Records:
_ _ _
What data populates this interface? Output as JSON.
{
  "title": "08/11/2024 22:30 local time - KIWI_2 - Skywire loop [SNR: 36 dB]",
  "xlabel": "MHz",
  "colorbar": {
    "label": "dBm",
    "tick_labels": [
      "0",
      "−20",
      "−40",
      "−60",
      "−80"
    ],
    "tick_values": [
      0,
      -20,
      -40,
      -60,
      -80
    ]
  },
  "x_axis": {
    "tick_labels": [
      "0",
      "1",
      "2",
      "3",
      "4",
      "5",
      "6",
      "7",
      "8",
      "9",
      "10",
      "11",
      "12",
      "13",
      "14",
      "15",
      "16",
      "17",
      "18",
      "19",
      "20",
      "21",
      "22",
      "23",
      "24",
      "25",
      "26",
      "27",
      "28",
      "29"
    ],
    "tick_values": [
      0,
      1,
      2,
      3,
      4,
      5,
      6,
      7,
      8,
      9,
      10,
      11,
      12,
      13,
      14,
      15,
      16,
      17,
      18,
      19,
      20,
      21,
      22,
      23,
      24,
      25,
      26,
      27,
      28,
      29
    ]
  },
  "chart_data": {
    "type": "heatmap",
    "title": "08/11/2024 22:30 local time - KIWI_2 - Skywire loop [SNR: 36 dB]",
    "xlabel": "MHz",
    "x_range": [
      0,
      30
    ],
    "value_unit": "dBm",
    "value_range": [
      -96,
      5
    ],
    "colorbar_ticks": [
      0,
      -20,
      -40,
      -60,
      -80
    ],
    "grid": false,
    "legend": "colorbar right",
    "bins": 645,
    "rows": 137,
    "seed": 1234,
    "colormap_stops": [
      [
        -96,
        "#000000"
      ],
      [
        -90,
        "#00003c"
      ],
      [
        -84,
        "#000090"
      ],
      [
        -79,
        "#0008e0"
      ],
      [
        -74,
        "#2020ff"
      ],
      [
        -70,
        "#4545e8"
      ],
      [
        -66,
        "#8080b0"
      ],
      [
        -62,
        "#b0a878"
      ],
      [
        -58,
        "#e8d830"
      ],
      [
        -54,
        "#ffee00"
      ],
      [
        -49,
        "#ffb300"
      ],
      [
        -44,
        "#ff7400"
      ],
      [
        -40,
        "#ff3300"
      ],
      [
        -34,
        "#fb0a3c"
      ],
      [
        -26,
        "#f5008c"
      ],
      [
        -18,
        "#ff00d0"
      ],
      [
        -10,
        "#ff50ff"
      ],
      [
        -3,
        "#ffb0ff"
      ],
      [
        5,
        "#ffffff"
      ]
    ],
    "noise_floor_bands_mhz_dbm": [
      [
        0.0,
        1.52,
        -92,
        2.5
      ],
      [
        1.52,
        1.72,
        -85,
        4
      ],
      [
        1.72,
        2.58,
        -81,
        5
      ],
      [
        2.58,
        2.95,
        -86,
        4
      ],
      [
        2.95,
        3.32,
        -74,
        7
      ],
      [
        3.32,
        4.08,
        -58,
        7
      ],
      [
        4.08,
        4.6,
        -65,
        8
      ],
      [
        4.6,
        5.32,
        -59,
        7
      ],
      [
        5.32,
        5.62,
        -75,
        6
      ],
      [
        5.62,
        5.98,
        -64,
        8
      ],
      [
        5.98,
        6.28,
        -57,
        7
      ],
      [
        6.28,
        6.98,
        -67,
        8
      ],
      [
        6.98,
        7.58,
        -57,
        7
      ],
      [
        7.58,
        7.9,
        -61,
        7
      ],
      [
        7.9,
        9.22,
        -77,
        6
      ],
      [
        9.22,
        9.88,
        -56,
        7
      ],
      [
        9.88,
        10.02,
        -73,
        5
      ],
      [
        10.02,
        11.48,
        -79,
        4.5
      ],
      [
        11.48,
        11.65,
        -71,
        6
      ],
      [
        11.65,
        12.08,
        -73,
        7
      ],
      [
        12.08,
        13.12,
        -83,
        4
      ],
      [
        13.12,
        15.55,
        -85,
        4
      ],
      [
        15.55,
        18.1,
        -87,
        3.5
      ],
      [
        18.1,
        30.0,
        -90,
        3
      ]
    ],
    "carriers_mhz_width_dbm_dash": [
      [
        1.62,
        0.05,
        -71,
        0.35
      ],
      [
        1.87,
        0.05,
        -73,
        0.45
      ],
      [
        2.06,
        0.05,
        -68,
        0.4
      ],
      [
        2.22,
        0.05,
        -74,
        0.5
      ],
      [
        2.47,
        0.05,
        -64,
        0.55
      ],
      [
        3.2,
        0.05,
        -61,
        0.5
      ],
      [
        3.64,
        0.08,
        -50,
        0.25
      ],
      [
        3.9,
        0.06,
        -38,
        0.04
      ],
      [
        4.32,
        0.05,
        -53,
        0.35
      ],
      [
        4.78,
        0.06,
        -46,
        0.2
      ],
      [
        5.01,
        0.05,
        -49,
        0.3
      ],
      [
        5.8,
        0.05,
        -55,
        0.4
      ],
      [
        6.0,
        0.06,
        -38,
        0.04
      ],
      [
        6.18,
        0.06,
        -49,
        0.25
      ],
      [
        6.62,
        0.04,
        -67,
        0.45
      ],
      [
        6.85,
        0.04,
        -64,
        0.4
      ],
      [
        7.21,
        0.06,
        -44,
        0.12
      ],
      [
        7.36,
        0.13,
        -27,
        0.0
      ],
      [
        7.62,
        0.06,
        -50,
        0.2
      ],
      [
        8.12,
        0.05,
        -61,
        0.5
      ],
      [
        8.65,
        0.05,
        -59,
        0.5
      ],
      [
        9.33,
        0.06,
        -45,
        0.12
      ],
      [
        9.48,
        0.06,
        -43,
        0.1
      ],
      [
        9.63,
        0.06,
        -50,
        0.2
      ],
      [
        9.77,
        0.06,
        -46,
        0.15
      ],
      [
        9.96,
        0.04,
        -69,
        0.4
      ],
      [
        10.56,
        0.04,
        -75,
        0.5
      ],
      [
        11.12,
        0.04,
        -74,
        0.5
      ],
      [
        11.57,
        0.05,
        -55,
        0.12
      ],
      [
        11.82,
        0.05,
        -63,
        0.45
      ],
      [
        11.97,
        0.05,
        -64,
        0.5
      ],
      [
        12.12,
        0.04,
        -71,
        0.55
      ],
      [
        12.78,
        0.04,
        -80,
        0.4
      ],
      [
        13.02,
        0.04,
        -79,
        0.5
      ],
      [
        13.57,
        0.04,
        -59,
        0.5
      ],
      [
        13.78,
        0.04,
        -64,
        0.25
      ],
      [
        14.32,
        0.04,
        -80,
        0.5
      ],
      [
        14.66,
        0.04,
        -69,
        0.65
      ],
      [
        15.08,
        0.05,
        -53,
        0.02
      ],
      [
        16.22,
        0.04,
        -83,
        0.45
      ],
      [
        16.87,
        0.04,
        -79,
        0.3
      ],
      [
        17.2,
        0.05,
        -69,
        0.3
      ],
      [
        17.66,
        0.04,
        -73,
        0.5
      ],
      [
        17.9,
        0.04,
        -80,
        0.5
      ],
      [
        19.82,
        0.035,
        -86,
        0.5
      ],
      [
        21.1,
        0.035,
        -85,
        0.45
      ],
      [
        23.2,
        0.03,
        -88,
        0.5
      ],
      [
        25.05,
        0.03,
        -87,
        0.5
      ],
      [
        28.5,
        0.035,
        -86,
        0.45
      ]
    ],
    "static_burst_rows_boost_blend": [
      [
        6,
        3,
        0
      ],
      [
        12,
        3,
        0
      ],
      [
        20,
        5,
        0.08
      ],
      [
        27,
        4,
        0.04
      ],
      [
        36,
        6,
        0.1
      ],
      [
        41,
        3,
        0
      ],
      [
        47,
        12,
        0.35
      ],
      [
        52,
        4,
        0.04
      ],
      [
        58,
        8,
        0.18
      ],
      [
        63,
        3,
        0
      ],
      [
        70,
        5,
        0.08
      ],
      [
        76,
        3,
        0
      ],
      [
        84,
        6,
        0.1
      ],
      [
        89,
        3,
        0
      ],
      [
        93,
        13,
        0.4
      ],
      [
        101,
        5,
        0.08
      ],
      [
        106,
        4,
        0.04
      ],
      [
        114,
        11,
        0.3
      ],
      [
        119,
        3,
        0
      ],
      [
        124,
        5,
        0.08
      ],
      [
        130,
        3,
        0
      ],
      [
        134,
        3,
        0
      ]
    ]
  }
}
_ _ _
What the exercise asks: State how many lines above include the word "loop", and nothing more.

Response: 2